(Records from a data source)
☆ ☆ ☆ ☆

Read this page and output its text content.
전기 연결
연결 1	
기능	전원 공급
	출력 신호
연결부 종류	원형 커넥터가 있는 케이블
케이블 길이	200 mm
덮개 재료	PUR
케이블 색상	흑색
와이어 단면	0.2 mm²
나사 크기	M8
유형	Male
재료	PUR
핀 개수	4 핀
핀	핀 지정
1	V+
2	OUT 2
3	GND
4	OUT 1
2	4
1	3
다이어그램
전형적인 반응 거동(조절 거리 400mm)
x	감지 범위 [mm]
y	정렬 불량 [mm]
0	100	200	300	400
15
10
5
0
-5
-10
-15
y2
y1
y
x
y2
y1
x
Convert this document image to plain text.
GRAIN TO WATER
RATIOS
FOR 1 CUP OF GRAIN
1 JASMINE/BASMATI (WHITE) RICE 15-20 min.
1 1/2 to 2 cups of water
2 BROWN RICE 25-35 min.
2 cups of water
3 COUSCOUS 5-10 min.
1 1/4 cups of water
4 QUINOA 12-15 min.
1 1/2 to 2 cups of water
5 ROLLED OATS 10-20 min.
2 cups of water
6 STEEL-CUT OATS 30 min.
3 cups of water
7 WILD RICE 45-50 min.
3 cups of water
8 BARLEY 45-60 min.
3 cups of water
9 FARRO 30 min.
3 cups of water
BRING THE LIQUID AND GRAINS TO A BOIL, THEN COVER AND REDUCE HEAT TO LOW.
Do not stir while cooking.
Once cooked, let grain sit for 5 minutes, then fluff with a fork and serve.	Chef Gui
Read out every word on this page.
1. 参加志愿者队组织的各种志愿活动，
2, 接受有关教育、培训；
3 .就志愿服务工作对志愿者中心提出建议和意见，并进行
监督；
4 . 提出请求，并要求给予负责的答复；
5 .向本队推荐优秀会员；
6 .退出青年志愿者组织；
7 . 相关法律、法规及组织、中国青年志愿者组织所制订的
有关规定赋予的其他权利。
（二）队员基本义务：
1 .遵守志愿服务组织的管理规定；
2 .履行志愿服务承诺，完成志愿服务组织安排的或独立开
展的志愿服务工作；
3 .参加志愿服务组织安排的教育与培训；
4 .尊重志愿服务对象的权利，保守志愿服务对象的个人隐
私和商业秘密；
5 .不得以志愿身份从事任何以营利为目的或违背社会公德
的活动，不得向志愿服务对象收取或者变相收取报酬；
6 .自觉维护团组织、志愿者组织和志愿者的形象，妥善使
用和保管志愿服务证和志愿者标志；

☆ ☆ ☆ ☆

◆ **TO DO**
Repeat the material above in full, quoting it exactly.

◆ **RESULT**
Read this page and output its text content.
전기 연결
연결 1	
기능	전원 공급
	출력 신호
연결부 종류	원형 커넥터가 있는 케이블
케이블 길이	200 mm
덮개 재료	PUR
케이블 색상	흑색
와이어 단면	0.2 mm²
나사 크기	M8
유형	Male
재료	PUR
핀 개수	4 핀
핀	핀 지정
1	V+
2	OUT 2
3	GND
4	OUT 1
2	4
1	3
다이어그램
전형적인 반응 거동(조절 거리 400mm)
x	감지 범위 [mm]
y	정렬 불량 [mm]
0	100	200	300	400
15
10
5
0
-5
-10
-15
y2
y1
y
x
y2
y1
x
Convert this document image to plain text.
GRAIN TO WATER
RATIOS
FOR 1 CUP OF GRAIN
1 JASMINE/BASMATI (WHITE) RICE 15-20 min.
1 1/2 to 2 cups of water
2 BROWN RICE 25-35 min.
2 cups of water
3 COUSCOUS 5-10 min.
1 1/4 cups of water
4 QUINOA 12-15 min.
1 1/2 to 2 cups of water
5 ROLLED OATS 10-20 min.
2 cups of water
6 STEEL-CUT OATS 30 min.
3 cups of water
7 WILD RICE 45-50 min.
3 cups of water
8 BARLEY 45-60 min.
3 cups of water
9 FARRO 30 min.
3 cups of water
BRING THE LIQUID AND GRAINS TO A BOIL, THEN COVER AND REDUCE HEAT TO LOW.
Do not stir while cooking.
Once cooked, let grain sit for 5 minutes, then fluff with a fork and serve.	Chef Gui
Read out every word on this page.
1. 参加志愿者队组织的各种志愿活动，
2, 接受有关教育、培训；
3 .就志愿服务工作对志愿者中心提出建议和意见，并进行
监督；
4 . 提出请求，并要求给予负责的答复；
5 .向本队推荐优秀会员；
6 .退出青年志愿者组织；
7 . 相关法律、法规及组织、中国青年志愿者组织所制订的
有关规定赋予的其他权利。
（二）队员基本义务：
1 .遵守志愿服务组织的管理规定；
2 .履行志愿服务承诺，完成志愿服务组织安排的或独立开
展的志愿服务工作；
3 .参加志愿服务组织安排的教育与培训；
4 .尊重志愿服务对象的权利，保守志愿服务对象的个人隐
私和商业秘密；
5 .不得以志愿身份从事任何以营利为目的或违背社会公德
的活动，不得向志愿服务对象收取或者变相收取报酬；
6 .自觉维护团组织、志愿者组织和志愿者的形象，妥善使
用和保管志愿服务证和志愿者标志；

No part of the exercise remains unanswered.